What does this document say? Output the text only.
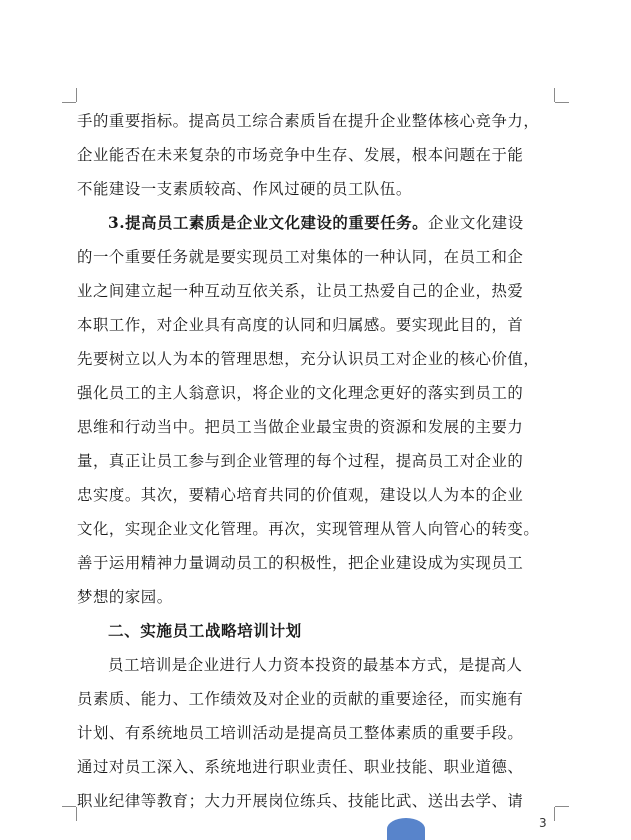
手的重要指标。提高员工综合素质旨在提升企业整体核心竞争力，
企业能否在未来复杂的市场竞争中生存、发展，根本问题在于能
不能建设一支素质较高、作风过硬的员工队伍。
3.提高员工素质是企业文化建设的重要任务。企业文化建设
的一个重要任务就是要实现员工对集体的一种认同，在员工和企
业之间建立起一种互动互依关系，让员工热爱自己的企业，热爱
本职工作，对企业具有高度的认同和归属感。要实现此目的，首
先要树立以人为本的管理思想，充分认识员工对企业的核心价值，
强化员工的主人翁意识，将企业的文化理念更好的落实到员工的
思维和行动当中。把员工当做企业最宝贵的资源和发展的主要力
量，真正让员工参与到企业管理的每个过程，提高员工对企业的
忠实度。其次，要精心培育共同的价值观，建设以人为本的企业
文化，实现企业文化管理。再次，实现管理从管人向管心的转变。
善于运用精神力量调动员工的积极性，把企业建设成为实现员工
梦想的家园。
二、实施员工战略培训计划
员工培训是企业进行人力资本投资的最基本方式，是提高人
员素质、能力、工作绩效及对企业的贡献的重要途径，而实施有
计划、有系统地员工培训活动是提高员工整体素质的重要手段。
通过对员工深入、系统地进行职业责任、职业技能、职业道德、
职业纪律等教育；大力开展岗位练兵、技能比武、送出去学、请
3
=====
● **Exercise instructions**
Every line of the data above should be quoted exactly. Omit the pictures.

● **Output for this exercise**
What does this document say? Output the text only.
手的重要指标。提高员工综合素质旨在提升企业整体核心竞争力，
企业能否在未来复杂的市场竞争中生存、发展，根本问题在于能
不能建设一支素质较高、作风过硬的员工队伍。
3.提高员工素质是企业文化建设的重要任务。企业文化建设
的一个重要任务就是要实现员工对集体的一种认同，在员工和企
业之间建立起一种互动互依关系，让员工热爱自己的企业，热爱
本职工作，对企业具有高度的认同和归属感。要实现此目的，首
先要树立以人为本的管理思想，充分认识员工对企业的核心价值，
强化员工的主人翁意识，将企业的文化理念更好的落实到员工的
思维和行动当中。把员工当做企业最宝贵的资源和发展的主要力
量，真正让员工参与到企业管理的每个过程，提高员工对企业的
忠实度。其次，要精心培育共同的价值观，建设以人为本的企业
文化，实现企业文化管理。再次，实现管理从管人向管心的转变。
善于运用精神力量调动员工的积极性，把企业建设成为实现员工
梦想的家园。
二、实施员工战略培训计划
员工培训是企业进行人力资本投资的最基本方式，是提高人
员素质、能力、工作绩效及对企业的贡献的重要途径，而实施有
计划、有系统地员工培训活动是提高员工整体素质的重要手段。
通过对员工深入、系统地进行职业责任、职业技能、职业道德、
职业纪律等教育；大力开展岗位练兵、技能比武、送出去学、请
3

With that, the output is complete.